For the material that follows, list every line containing the word "detached".

______________________________

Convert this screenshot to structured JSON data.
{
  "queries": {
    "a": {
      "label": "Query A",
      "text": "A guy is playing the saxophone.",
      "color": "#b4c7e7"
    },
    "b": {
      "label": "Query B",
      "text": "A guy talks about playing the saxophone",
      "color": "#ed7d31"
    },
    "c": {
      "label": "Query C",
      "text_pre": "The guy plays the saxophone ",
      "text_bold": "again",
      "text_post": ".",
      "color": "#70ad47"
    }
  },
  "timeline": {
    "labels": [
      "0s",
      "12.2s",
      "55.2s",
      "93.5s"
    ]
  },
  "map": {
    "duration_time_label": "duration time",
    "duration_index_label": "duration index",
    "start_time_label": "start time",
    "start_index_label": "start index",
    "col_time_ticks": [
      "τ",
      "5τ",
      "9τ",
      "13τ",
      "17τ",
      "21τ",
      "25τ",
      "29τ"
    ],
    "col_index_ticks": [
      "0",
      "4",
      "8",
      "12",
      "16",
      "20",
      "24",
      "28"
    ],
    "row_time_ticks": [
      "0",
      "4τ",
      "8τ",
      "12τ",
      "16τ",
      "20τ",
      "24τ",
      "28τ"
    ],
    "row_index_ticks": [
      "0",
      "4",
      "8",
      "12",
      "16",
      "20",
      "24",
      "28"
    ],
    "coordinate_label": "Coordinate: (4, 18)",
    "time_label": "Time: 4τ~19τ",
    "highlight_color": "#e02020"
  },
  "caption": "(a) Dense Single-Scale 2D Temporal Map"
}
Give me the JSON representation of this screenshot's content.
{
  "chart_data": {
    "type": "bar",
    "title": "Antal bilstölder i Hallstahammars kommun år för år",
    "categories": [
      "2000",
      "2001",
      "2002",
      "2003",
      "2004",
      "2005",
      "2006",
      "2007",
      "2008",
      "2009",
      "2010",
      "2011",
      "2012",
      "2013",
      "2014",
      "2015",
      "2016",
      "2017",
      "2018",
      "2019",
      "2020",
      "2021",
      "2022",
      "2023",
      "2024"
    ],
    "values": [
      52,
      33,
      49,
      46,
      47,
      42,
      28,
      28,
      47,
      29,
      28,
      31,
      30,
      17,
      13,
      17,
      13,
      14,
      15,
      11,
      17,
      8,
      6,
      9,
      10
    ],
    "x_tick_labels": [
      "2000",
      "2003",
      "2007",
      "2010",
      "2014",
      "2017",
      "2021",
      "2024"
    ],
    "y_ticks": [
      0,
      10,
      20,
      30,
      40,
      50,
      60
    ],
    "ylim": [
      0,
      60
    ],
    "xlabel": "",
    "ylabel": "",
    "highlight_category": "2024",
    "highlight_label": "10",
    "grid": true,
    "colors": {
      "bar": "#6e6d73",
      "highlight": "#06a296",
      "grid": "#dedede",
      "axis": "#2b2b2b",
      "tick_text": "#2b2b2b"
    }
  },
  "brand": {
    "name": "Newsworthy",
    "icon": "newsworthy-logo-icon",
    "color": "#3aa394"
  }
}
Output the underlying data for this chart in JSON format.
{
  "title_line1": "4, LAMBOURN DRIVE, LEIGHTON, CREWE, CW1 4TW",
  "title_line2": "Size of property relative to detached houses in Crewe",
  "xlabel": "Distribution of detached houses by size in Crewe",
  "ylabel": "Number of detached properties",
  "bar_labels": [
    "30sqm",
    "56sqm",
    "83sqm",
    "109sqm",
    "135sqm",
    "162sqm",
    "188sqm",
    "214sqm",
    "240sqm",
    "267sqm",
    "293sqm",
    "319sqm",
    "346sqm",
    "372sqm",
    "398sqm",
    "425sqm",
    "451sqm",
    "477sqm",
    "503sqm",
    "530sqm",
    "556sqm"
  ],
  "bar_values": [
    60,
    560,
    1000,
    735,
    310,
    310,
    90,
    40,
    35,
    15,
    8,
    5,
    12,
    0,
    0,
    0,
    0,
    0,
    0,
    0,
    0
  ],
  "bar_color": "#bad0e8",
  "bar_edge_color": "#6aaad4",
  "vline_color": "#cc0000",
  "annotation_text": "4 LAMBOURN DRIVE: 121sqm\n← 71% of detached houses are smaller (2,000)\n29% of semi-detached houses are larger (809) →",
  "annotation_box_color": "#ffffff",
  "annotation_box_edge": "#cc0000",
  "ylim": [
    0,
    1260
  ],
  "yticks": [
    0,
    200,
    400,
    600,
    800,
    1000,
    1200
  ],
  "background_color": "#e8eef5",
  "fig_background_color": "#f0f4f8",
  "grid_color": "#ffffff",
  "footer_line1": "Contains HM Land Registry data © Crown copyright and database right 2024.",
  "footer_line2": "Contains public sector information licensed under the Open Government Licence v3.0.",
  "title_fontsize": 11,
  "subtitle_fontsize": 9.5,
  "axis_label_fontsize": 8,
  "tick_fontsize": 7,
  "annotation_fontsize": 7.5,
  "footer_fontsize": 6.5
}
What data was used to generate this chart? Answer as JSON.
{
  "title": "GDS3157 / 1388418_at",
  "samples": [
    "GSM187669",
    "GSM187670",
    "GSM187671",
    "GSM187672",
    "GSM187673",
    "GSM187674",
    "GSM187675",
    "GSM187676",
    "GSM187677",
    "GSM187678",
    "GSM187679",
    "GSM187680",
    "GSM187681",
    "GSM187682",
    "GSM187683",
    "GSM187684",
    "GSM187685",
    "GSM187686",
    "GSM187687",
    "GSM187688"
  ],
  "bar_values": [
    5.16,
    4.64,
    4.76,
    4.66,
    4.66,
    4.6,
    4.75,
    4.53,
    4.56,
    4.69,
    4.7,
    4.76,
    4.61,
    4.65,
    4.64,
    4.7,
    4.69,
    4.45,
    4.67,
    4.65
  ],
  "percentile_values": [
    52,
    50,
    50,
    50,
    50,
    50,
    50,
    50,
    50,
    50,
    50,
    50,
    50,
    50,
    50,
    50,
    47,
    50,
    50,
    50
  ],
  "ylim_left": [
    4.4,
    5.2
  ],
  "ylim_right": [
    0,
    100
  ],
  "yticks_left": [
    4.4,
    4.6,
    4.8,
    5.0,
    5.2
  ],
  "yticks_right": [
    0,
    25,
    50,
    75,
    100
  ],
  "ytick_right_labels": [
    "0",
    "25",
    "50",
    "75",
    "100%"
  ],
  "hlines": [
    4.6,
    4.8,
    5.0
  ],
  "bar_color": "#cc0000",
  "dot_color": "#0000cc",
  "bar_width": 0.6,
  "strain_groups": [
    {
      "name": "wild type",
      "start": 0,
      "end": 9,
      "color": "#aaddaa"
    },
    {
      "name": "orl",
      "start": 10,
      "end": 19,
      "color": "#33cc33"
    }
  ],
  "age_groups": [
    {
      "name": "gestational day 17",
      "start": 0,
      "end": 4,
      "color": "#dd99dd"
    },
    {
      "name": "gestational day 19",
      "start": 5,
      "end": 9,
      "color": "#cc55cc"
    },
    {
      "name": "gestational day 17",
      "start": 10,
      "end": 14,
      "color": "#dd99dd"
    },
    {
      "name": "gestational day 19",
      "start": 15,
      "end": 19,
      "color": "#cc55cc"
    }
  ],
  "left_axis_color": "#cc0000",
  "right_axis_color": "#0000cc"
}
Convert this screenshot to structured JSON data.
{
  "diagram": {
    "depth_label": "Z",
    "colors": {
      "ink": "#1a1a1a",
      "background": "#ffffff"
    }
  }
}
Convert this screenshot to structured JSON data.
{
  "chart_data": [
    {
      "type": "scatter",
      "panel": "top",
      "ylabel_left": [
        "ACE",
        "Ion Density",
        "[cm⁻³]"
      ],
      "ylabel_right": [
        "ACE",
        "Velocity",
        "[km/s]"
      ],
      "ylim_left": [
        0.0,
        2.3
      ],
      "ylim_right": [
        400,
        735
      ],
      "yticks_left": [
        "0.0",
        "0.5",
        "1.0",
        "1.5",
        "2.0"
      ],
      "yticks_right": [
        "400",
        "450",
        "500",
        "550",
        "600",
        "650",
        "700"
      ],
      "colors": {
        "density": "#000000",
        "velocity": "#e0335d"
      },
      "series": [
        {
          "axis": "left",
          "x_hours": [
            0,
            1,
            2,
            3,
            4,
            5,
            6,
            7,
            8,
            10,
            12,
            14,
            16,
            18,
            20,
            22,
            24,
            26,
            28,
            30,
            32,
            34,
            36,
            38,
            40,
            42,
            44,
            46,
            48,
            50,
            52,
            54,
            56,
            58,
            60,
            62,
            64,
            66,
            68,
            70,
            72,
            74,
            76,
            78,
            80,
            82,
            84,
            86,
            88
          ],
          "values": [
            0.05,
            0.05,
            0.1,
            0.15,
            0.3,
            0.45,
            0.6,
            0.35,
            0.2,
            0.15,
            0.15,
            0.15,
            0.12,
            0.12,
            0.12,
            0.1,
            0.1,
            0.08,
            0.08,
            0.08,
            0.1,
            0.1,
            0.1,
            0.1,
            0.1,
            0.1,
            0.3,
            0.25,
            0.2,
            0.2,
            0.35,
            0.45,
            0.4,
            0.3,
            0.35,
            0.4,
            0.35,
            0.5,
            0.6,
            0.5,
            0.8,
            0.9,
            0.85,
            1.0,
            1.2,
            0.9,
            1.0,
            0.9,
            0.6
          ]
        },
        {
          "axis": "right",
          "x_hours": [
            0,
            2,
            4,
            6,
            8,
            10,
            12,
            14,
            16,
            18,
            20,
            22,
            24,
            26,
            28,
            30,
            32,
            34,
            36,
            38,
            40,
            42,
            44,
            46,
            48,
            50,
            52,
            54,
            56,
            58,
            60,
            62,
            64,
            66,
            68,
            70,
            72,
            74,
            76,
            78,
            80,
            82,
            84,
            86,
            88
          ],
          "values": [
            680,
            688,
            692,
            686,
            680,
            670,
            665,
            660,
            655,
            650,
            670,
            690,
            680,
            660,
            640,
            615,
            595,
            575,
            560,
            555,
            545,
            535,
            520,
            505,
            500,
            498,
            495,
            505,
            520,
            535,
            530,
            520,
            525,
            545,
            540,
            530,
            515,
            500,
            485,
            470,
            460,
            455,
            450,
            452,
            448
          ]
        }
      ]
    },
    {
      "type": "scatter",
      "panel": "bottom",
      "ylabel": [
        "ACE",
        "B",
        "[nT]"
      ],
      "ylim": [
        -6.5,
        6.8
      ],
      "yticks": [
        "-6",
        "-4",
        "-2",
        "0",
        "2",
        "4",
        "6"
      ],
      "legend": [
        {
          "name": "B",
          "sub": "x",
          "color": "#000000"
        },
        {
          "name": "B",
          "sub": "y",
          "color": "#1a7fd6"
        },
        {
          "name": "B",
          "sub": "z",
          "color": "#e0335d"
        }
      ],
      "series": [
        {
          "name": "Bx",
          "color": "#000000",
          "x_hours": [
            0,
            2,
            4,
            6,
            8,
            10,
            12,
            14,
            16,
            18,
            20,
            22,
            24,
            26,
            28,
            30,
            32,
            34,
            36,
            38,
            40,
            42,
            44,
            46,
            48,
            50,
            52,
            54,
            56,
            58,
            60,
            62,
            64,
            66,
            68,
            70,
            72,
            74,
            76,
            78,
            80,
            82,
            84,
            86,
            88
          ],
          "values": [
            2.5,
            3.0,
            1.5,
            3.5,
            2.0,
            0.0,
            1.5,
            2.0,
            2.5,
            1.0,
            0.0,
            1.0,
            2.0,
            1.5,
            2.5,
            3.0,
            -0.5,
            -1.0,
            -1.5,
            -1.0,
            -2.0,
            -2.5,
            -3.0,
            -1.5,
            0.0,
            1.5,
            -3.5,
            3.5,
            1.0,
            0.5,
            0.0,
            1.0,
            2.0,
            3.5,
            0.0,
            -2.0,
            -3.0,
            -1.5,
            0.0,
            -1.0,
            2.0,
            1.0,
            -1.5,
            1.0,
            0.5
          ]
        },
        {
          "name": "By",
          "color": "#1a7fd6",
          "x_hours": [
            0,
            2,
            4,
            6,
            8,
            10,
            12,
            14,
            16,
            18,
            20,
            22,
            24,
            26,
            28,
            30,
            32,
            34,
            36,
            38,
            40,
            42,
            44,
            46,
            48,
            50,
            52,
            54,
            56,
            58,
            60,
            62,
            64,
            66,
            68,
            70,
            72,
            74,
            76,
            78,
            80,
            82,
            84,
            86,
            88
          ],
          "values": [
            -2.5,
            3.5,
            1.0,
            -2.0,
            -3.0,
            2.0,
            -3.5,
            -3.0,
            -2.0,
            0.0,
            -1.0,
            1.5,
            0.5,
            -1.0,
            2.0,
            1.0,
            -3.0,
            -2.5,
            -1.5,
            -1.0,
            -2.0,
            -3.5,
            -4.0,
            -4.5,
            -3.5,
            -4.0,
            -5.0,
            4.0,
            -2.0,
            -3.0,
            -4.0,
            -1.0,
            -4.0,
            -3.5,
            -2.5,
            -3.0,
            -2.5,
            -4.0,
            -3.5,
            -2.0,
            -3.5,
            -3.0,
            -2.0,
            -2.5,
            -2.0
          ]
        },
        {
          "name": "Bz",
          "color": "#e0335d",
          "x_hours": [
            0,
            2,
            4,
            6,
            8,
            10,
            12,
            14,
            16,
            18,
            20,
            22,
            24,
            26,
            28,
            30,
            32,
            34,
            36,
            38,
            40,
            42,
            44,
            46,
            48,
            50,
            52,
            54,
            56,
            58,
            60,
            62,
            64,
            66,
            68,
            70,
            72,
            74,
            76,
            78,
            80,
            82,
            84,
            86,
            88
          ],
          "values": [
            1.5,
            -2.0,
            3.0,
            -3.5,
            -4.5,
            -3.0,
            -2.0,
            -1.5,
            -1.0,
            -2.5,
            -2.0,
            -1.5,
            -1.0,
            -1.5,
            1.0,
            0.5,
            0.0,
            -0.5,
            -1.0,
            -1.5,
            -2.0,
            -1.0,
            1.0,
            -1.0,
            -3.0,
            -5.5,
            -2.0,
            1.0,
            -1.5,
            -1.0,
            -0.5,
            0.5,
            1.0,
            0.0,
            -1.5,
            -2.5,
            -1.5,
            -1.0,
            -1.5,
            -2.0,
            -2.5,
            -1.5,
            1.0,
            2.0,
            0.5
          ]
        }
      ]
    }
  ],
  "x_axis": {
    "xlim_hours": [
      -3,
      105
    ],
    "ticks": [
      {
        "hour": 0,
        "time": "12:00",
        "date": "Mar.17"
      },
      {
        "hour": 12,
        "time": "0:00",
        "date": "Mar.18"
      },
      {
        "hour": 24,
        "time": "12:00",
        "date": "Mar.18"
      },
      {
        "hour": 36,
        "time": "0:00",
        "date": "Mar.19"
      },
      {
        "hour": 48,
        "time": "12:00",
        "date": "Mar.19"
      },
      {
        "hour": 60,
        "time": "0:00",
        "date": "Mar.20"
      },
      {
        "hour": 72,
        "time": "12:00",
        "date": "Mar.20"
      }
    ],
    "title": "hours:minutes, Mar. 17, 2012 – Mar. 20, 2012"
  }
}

______________________________

> EXERCISE SOLUTION:
  "title_line2": "Size of property relative to detached houses in Crewe",
  "xlabel": "Distribution of detached houses by size in Crewe",
  "ylabel": "Number of detached properties",
  "annotation_text": "4 LAMBOURN DRIVE: 121sqm\n← 71% of detached houses are smaller (2,000)\n29% of semi-detached houses are larger (809) →",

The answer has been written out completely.